- _EXERCISE INSTRUCTIONS_: Every line of the material below must be repeated exactly.

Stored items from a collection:
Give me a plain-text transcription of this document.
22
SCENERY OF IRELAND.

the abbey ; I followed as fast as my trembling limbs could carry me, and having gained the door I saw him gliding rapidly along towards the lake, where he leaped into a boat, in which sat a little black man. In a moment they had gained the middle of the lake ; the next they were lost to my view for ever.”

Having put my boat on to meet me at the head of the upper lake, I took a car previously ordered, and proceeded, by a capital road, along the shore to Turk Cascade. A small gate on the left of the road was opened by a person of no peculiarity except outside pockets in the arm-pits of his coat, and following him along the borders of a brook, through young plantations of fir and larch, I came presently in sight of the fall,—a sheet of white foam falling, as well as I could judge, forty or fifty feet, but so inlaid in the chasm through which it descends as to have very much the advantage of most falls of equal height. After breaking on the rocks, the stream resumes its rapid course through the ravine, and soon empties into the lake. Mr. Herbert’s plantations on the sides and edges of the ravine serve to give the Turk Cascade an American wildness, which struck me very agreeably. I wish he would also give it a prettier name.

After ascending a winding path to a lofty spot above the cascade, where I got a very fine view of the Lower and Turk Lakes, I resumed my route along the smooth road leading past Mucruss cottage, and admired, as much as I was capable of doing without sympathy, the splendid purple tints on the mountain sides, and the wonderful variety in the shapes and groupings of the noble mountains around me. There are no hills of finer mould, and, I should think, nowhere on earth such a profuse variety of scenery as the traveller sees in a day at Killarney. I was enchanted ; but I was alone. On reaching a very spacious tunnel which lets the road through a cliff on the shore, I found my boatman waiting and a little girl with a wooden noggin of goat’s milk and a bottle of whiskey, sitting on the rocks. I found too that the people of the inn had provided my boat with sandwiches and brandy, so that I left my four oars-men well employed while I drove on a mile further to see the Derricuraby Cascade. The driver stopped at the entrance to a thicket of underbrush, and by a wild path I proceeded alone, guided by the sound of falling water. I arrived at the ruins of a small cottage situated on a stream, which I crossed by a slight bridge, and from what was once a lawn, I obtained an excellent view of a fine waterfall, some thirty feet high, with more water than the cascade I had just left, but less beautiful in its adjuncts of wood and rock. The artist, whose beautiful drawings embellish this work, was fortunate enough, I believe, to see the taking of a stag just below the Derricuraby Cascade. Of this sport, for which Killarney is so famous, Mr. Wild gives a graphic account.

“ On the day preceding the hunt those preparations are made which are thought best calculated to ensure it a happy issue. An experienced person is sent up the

- _SOLUTION TO THIS EXERCISE_:
Give me a plain-text transcription of this document.
22
SCENERY OF IRELAND.

the abbey ; I followed as fast as my trembling limbs could carry me, and having gained the door I saw him gliding rapidly along towards the lake, where he leaped into a boat, in which sat a little black man. In a moment they had gained the middle of the lake ; the next they were lost to my view for ever.”

Having put my boat on to meet me at the head of the upper lake, I took a car previously ordered, and proceeded, by a capital road, along the shore to Turk Cascade. A small gate on the left of the road was opened by a person of no peculiarity except outside pockets in the arm-pits of his coat, and following him along the borders of a brook, through young plantations of fir and larch, I came presently in sight of the fall,—a sheet of white foam falling, as well as I could judge, forty or fifty feet, but so inlaid in the chasm through which it descends as to have very much the advantage of most falls of equal height. After breaking on the rocks, the stream resumes its rapid course through the ravine, and soon empties into the lake. Mr. Herbert’s plantations on the sides and edges of the ravine serve to give the Turk Cascade an American wildness, which struck me very agreeably. I wish he would also give it a prettier name.

After ascending a winding path to a lofty spot above the cascade, where I got a very fine view of the Lower and Turk Lakes, I resumed my route along the smooth road leading past Mucruss cottage, and admired, as much as I was capable of doing without sympathy, the splendid purple tints on the mountain sides, and the wonderful variety in the shapes and groupings of the noble mountains around me. There are no hills of finer mould, and, I should think, nowhere on earth such a profuse variety of scenery as the traveller sees in a day at Killarney. I was enchanted ; but I was alone. On reaching a very spacious tunnel which lets the road through a cliff on the shore, I found my boatman waiting and a little girl with a wooden noggin of goat’s milk and a bottle of whiskey, sitting on the rocks. I found too that the people of the inn had provided my boat with sandwiches and brandy, so that I left my four oars-men well employed while I drove on a mile further to see the Derricuraby Cascade. The driver stopped at the entrance to a thicket of underbrush, and by a wild path I proceeded alone, guided by the sound of falling water. I arrived at the ruins of a small cottage situated on a stream, which I crossed by a slight bridge, and from what was once a lawn, I obtained an excellent view of a fine waterfall, some thirty feet high, with more water than the cascade I had just left, but less beautiful in its adjuncts of wood and rock. The artist, whose beautiful drawings embellish this work, was fortunate enough, I believe, to see the taking of a stag just below the Derricuraby Cascade. Of this sport, for which Killarney is so famous, Mr. Wild gives a graphic account.

“ On the day preceding the hunt those preparations are made which are thought best calculated to ensure it a happy issue. An experienced person is sent up the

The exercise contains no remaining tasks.